Stated problem »
Retype the data below without altering anything.

(Part of a data file)
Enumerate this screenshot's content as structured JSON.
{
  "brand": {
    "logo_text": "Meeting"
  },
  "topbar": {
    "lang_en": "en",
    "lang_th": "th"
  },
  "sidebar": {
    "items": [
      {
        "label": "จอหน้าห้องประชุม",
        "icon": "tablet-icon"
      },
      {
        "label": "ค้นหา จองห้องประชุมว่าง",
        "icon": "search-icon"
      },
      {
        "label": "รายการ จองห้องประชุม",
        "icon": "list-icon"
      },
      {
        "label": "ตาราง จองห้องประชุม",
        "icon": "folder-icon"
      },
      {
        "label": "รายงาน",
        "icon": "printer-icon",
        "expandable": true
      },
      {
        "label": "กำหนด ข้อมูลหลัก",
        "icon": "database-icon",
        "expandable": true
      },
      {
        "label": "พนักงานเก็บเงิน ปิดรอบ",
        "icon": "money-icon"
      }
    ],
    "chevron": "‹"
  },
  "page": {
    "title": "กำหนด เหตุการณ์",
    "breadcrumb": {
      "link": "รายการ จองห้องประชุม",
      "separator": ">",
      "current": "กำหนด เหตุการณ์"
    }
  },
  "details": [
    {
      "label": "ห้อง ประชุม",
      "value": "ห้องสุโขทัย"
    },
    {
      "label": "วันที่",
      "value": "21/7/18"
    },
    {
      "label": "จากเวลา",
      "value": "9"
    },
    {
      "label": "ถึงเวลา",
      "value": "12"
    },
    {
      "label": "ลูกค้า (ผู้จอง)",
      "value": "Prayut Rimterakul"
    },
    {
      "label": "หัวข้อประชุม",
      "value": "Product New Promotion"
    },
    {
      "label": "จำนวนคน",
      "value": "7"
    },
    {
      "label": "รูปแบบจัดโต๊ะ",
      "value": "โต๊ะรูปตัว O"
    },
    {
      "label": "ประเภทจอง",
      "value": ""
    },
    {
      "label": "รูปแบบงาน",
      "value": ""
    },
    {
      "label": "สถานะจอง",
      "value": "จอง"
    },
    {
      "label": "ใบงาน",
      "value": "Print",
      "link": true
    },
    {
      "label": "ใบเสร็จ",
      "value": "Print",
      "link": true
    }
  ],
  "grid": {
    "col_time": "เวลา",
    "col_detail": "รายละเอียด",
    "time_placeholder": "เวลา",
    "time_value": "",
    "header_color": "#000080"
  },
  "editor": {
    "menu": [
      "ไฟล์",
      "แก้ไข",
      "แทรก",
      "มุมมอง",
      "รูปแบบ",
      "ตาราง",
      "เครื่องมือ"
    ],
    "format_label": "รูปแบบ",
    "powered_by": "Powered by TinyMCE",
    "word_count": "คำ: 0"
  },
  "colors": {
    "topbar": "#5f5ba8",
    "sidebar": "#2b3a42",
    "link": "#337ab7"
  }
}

Complete response »
Enumerate this screenshot's content as structured JSON.
{
  "brand": {
    "logo_text": "Meeting"
  },
  "topbar": {
    "lang_en": "en",
    "lang_th": "th"
  },
  "sidebar": {
    "items": [
      {
        "label": "จอหน้าห้องประชุม",
        "icon": "tablet-icon"
      },
      {
        "label": "ค้นหา จองห้องประชุมว่าง",
        "icon": "search-icon"
      },
      {
        "label": "รายการ จองห้องประชุม",
        "icon": "list-icon"
      },
      {
        "label": "ตาราง จองห้องประชุม",
        "icon": "folder-icon"
      },
      {
        "label": "รายงาน",
        "icon": "printer-icon",
        "expandable": true
      },
      {
        "label": "กำหนด ข้อมูลหลัก",
        "icon": "database-icon",
        "expandable": true
      },
      {
        "label": "พนักงานเก็บเงิน ปิดรอบ",
        "icon": "money-icon"
      }
    ],
    "chevron": "‹"
  },
  "page": {
    "title": "กำหนด เหตุการณ์",
    "breadcrumb": {
      "link": "รายการ จองห้องประชุม",
      "separator": ">",
      "current": "กำหนด เหตุการณ์"
    }
  },
  "details": [
    {
      "label": "ห้อง ประชุม",
      "value": "ห้องสุโขทัย"
    },
    {
      "label": "วันที่",
      "value": "21/7/18"
    },
    {
      "label": "จากเวลา",
      "value": "9"
    },
    {
      "label": "ถึงเวลา",
      "value": "12"
    },
    {
      "label": "ลูกค้า (ผู้จอง)",
      "value": "Prayut Rimterakul"
    },
    {
      "label": "หัวข้อประชุม",
      "value": "Product New Promotion"
    },
    {
      "label": "จำนวนคน",
      "value": "7"
    },
    {
      "label": "รูปแบบจัดโต๊ะ",
      "value": "โต๊ะรูปตัว O"
    },
    {
      "label": "ประเภทจอง",
      "value": ""
    },
    {
      "label": "รูปแบบงาน",
      "value": ""
    },
    {
      "label": "สถานะจอง",
      "value": "จอง"
    },
    {
      "label": "ใบงาน",
      "value": "Print",
      "link": true
    },
    {
      "label": "ใบเสร็จ",
      "value": "Print",
      "link": true
    }
  ],
  "grid": {
    "col_time": "เวลา",
    "col_detail": "รายละเอียด",
    "time_placeholder": "เวลา",
    "time_value": "",
    "header_color": "#000080"
  },
  "editor": {
    "menu": [
      "ไฟล์",
      "แก้ไข",
      "แทรก",
      "มุมมอง",
      "รูปแบบ",
      "ตาราง",
      "เครื่องมือ"
    ],
    "format_label": "รูปแบบ",
    "powered_by": "Powered by TinyMCE",
    "word_count": "คำ: 0"
  },
  "colors": {
    "topbar": "#5f5ba8",
    "sidebar": "#2b3a42",
    "link": "#337ab7"
  }
}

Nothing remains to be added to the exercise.